• GIVEN TASK
All of the records below should be output exactly.

****************

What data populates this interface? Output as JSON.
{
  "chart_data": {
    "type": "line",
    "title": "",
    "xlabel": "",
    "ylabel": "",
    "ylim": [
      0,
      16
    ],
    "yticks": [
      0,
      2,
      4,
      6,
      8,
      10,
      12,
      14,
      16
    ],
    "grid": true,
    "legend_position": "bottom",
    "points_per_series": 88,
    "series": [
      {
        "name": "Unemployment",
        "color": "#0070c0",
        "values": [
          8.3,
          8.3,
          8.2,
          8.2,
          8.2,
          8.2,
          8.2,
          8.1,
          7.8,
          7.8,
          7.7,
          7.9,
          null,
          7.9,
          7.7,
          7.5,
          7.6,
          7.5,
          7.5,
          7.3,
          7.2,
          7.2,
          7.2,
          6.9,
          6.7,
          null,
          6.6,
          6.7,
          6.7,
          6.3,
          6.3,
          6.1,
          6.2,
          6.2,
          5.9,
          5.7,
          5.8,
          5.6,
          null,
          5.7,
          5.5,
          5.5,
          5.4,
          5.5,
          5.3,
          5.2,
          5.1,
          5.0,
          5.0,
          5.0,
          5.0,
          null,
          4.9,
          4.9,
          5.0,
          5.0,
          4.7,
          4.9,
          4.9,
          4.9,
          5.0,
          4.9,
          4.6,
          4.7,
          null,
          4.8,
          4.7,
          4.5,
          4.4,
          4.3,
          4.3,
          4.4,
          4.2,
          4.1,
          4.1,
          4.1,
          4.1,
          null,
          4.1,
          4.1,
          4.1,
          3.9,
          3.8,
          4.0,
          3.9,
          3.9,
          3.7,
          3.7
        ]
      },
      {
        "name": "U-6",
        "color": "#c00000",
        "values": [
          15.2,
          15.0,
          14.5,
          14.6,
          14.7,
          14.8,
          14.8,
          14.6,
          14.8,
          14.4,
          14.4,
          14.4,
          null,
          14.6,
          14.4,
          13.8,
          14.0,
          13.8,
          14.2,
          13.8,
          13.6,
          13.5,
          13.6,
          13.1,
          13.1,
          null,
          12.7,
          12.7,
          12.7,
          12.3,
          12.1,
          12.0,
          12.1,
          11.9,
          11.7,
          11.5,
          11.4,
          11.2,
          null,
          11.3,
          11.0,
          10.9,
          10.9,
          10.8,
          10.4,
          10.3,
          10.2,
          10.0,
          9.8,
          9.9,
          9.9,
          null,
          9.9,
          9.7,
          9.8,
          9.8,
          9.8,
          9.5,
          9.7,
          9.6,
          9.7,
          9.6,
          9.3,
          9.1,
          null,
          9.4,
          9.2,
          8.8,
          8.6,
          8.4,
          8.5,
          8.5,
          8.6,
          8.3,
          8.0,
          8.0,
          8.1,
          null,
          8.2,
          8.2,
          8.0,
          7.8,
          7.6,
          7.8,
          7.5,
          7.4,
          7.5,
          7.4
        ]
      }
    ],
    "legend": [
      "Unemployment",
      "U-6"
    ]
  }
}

****************

• THE OUTPUT
What data populates this interface? Output as JSON.
{
  "chart_data": {
    "type": "line",
    "title": "",
    "xlabel": "",
    "ylabel": "",
    "ylim": [
      0,
      16
    ],
    "yticks": [
      0,
      2,
      4,
      6,
      8,
      10,
      12,
      14,
      16
    ],
    "grid": true,
    "legend_position": "bottom",
    "points_per_series": 88,
    "series": [
      {
        "name": "Unemployment",
        "color": "#0070c0",
        "values": [
          8.3,
          8.3,
          8.2,
          8.2,
          8.2,
          8.2,
          8.2,
          8.1,
          7.8,
          7.8,
          7.7,
          7.9,
          null,
          7.9,
          7.7,
          7.5,
          7.6,
          7.5,
          7.5,
          7.3,
          7.2,
          7.2,
          7.2,
          6.9,
          6.7,
          null,
          6.6,
          6.7,
          6.7,
          6.3,
          6.3,
          6.1,
          6.2,
          6.2,
          5.9,
          5.7,
          5.8,
          5.6,
          null,
          5.7,
          5.5,
          5.5,
          5.4,
          5.5,
          5.3,
          5.2,
          5.1,
          5.0,
          5.0,
          5.0,
          5.0,
          null,
          4.9,
          4.9,
          5.0,
          5.0,
          4.7,
          4.9,
          4.9,
          4.9,
          5.0,
          4.9,
          4.6,
          4.7,
          null,
          4.8,
          4.7,
          4.5,
          4.4,
          4.3,
          4.3,
          4.4,
          4.2,
          4.1,
          4.1,
          4.1,
          4.1,
          null,
          4.1,
          4.1,
          4.1,
          3.9,
          3.8,
          4.0,
          3.9,
          3.9,
          3.7,
          3.7
        ]
      },
      {
        "name": "U-6",
        "color": "#c00000",
        "values": [
          15.2,
          15.0,
          14.5,
          14.6,
          14.7,
          14.8,
          14.8,
          14.6,
          14.8,
          14.4,
          14.4,
          14.4,
          null,
          14.6,
          14.4,
          13.8,
          14.0,
          13.8,
          14.2,
          13.8,
          13.6,
          13.5,
          13.6,
          13.1,
          13.1,
          null,
          12.7,
          12.7,
          12.7,
          12.3,
          12.1,
          12.0,
          12.1,
          11.9,
          11.7,
          11.5,
          11.4,
          11.2,
          null,
          11.3,
          11.0,
          10.9,
          10.9,
          10.8,
          10.4,
          10.3,
          10.2,
          10.0,
          9.8,
          9.9,
          9.9,
          null,
          9.9,
          9.7,
          9.8,
          9.8,
          9.8,
          9.5,
          9.7,
          9.6,
          9.7,
          9.6,
          9.3,
          9.1,
          null,
          9.4,
          9.2,
          8.8,
          8.6,
          8.4,
          8.5,
          8.5,
          8.6,
          8.3,
          8.0,
          8.0,
          8.1,
          null,
          8.2,
          8.2,
          8.0,
          7.8,
          7.6,
          7.8,
          7.5,
          7.4,
          7.5,
          7.4
        ]
      }
    ],
    "legend": [
      "Unemployment",
      "U-6"
    ]
  }
}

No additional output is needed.